__Dataset excerpt__
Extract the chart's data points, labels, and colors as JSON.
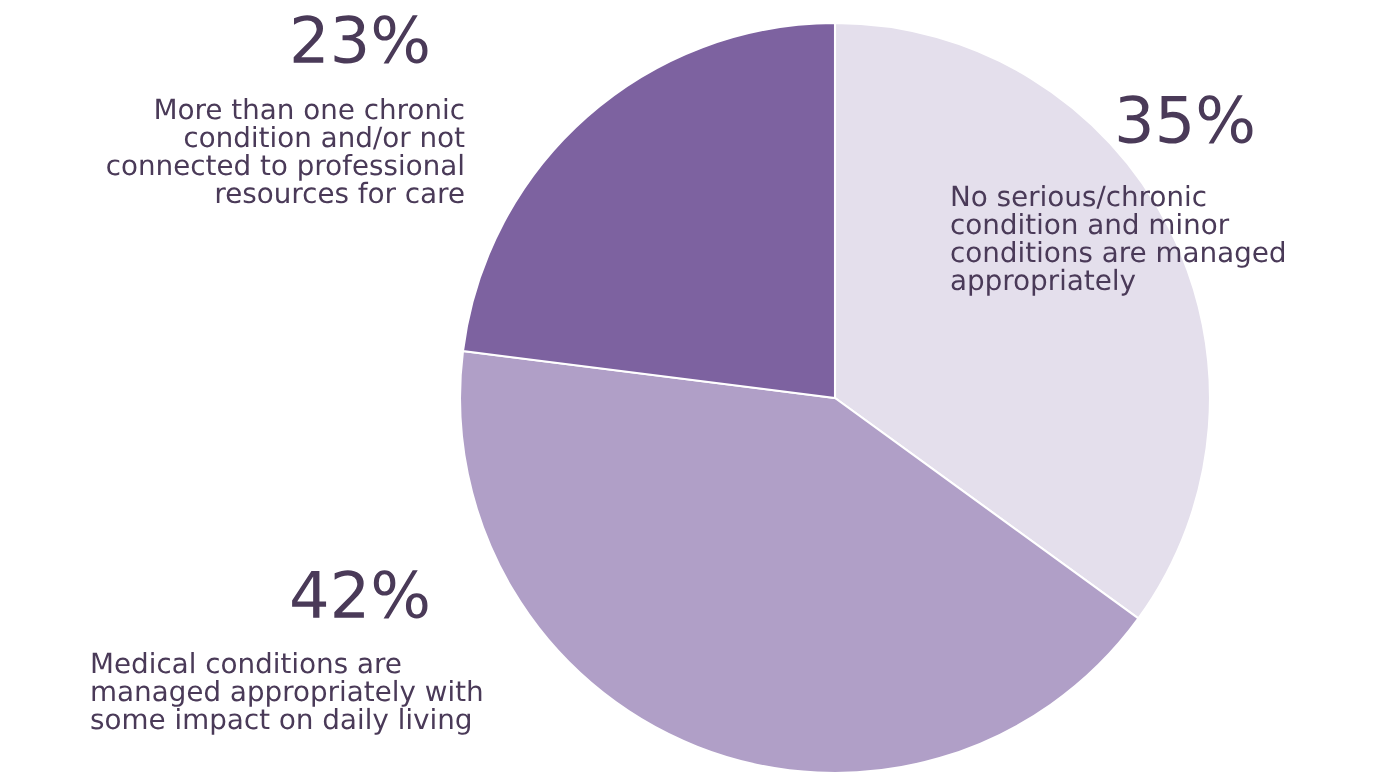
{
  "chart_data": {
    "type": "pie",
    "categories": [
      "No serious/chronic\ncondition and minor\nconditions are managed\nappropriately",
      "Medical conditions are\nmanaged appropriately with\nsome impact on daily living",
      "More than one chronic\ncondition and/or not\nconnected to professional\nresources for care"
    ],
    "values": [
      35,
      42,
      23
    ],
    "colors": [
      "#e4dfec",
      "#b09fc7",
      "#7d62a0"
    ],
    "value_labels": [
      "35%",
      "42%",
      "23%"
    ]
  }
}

---

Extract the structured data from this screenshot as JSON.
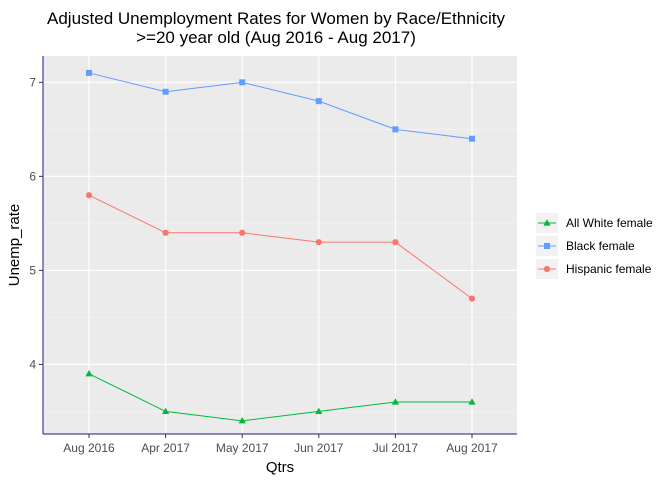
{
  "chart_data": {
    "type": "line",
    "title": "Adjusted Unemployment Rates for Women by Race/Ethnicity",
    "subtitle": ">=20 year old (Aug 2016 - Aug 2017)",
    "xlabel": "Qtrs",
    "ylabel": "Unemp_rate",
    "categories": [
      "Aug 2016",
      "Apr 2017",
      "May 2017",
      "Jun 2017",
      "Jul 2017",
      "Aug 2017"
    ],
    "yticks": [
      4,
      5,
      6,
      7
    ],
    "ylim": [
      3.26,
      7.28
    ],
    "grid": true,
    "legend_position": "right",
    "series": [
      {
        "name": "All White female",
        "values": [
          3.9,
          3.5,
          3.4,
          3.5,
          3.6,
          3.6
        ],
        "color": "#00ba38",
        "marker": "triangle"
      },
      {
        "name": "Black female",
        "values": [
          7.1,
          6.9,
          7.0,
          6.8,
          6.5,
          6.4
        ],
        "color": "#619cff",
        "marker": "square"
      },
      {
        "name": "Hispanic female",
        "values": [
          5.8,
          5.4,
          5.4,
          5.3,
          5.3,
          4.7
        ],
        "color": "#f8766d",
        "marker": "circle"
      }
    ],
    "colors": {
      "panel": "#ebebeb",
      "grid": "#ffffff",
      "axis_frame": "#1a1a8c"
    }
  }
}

__Do this__
Copy every line in the listing above where the string "marker" turns up.

__Result__
        "marker": "triangle"
        "marker": "square"
        "marker": "circle"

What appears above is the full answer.